* _WHAT YOU NEED TO DO_
Retype the part of the NHS planning blog post that opens with the words containing "The Covid-19 pandemic" and closes with "actions in place.". Keep every word and punctuation mark unchanged.

* _PASSAGE SHOWN_

Building a planning capability in the NHS

Long read: Planning, both as a function and a process, has been evident across the NHS since 1948, but has it somewhat lost its way over the last 20 years? Richard Darch, Nigel Edwards and Helen Buckingham look back at how things were once done in the health service, and argue the case for a renewed focus on strategic, service and capital planning.

Blog post

Published: 18/09/2020

The Covid-19 pandemic being experienced around the world has brought into sharp relief the need for health systems to have resilient infrastructure in place and plans developed for the deployment of physical capacity, workforce, equipment, drug therapies and consumables to tackle the virus. Health systems with a track record of national and regional planning have been shown to be more able to respond at speed and at scale to put combatting actions in place.

However, in the NHS the term ‘planning’, both as an activity and in the description of a role, has somewhat lost its focus over the last 20 years. Over that time, planning has been replaced by activities and roles that are given labels such as strategy, commissioning, development or commercial – all of which involve some element of planning, but a definition and description of health service planning in the NHS in England doesn’t exist.

* _DATA_

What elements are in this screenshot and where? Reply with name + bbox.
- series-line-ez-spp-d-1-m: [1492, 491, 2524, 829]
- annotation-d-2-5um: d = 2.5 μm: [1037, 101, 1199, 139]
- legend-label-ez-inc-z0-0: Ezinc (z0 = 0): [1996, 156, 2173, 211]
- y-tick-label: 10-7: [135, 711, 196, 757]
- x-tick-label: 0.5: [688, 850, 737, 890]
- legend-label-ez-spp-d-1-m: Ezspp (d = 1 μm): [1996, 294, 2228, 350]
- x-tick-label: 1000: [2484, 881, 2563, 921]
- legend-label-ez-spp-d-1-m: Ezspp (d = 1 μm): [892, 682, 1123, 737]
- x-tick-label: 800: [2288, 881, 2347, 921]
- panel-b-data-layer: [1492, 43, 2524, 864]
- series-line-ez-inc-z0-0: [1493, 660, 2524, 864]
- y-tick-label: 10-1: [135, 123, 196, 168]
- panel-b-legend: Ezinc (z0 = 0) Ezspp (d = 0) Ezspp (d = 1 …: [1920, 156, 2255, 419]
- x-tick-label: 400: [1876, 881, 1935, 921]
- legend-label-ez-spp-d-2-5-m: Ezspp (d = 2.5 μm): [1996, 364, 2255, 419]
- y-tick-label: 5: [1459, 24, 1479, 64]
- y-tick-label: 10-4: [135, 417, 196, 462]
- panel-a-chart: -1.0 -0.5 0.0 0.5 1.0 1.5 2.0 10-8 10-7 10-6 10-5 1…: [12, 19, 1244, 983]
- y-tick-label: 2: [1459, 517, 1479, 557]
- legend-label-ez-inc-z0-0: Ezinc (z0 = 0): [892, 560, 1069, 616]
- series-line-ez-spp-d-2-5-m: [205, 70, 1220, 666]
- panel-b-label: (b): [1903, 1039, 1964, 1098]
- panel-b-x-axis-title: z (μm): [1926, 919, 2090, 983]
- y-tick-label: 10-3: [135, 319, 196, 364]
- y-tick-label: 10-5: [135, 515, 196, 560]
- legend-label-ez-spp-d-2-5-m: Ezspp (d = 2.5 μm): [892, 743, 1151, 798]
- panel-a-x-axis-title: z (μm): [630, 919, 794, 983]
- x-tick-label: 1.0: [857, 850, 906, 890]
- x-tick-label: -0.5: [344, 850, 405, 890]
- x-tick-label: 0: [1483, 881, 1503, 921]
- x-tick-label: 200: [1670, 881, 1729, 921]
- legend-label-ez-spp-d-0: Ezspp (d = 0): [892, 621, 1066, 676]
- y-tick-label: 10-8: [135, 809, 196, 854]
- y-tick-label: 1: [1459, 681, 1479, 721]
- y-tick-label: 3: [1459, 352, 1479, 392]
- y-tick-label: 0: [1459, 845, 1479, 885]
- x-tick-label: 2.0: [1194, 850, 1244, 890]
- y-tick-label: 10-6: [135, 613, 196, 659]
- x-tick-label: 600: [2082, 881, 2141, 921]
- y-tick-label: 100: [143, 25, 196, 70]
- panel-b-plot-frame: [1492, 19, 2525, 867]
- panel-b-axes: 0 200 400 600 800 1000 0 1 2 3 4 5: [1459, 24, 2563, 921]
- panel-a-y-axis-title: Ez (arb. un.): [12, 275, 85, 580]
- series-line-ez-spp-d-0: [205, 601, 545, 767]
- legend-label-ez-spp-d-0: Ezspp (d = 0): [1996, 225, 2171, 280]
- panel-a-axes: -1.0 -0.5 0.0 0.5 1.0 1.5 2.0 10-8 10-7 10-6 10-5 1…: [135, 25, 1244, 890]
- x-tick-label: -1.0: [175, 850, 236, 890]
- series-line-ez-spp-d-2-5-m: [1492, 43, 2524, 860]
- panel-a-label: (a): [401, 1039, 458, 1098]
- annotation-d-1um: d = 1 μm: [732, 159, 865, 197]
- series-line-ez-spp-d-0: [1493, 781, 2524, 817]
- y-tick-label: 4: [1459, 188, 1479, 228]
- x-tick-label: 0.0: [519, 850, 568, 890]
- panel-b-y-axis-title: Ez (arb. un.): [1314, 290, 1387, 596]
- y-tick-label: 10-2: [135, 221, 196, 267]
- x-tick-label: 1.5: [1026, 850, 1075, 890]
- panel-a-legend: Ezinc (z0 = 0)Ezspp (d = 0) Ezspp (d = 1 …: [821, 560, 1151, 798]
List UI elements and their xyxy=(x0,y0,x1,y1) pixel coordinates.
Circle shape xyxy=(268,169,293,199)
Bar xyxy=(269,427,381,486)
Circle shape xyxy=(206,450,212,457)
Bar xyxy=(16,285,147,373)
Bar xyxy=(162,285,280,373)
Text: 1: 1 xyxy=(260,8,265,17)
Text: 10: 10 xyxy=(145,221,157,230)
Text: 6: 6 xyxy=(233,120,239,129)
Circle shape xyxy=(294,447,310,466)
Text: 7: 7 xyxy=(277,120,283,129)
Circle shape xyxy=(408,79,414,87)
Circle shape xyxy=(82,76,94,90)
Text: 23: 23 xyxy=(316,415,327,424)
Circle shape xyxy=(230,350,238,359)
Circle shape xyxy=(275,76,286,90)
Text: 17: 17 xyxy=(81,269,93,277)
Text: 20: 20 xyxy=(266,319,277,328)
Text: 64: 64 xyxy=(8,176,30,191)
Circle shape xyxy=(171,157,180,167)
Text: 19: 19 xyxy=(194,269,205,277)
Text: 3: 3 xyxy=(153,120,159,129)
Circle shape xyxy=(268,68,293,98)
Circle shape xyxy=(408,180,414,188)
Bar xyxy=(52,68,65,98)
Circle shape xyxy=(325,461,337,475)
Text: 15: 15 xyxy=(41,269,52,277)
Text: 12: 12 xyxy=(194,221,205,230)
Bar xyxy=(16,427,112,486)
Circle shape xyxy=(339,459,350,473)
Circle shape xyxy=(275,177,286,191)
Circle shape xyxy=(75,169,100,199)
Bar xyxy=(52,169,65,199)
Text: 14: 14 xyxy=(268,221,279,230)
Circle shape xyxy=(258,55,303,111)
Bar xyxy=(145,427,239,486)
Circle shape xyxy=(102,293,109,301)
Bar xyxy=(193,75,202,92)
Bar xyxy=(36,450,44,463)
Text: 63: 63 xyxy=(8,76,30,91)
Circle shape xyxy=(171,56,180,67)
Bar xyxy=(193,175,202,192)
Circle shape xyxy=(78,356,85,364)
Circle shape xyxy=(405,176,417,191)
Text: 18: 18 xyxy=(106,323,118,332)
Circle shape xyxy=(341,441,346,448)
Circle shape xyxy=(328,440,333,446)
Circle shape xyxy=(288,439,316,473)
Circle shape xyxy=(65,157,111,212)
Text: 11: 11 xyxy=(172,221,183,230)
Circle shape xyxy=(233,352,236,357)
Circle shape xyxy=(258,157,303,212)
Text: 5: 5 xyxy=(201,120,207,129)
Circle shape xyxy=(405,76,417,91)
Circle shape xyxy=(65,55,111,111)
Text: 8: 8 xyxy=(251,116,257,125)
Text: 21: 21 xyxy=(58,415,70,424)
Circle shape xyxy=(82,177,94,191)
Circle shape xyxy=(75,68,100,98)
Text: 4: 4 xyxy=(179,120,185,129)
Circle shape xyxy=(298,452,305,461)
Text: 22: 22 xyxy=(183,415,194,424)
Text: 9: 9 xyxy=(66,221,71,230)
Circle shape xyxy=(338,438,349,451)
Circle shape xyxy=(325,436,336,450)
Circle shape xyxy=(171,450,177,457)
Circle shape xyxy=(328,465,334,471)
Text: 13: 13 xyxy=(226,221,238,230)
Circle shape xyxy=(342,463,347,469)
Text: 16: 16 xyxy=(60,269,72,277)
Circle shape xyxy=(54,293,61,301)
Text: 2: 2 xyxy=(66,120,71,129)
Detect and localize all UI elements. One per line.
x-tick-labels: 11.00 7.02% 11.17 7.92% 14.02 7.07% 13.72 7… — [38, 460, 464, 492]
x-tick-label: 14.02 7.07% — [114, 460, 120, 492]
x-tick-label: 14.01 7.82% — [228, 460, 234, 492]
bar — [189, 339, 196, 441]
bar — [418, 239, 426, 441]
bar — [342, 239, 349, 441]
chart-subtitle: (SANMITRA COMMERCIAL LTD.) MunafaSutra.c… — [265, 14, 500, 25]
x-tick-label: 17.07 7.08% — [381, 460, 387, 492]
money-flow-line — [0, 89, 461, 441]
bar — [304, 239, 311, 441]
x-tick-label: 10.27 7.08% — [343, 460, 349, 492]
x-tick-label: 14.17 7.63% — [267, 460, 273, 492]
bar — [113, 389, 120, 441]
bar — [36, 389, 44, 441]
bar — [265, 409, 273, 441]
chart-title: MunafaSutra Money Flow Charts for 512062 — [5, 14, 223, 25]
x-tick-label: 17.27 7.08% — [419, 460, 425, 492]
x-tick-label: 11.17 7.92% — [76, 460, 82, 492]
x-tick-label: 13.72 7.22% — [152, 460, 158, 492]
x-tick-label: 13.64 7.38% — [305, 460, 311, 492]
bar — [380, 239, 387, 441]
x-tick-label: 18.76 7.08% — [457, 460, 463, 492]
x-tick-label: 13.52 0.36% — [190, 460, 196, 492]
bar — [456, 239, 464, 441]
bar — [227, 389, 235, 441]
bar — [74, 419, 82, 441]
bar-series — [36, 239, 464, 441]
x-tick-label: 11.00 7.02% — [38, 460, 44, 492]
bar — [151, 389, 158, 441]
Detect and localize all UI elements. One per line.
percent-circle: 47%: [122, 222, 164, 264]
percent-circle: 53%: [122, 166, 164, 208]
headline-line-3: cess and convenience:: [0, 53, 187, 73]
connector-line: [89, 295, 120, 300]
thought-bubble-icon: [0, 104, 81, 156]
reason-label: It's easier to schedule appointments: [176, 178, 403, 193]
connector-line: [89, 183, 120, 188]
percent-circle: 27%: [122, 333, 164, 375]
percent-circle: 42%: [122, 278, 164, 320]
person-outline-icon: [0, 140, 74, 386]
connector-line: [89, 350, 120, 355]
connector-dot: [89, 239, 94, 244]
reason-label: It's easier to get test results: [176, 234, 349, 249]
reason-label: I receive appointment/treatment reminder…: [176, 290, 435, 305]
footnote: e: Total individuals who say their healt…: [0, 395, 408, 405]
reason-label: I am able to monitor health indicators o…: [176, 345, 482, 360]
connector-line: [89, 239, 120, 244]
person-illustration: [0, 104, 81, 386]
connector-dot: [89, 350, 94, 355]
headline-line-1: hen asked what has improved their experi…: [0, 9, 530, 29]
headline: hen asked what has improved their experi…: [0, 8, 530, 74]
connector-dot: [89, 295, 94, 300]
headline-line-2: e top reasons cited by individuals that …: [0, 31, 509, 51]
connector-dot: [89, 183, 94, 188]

* _SOLUTION_
The Covid-19 pandemic being experienced around the world has brought into sharp relief the need for health systems to have resilient infrastructure in place and plans developed for the deployment of physical capacity, workforce, equipment, drug therapies and consumables to tackle the virus. Health systems with a track record of national and regional planning have been shown to be more able to respond at speed and at scale to put combatting actions in place.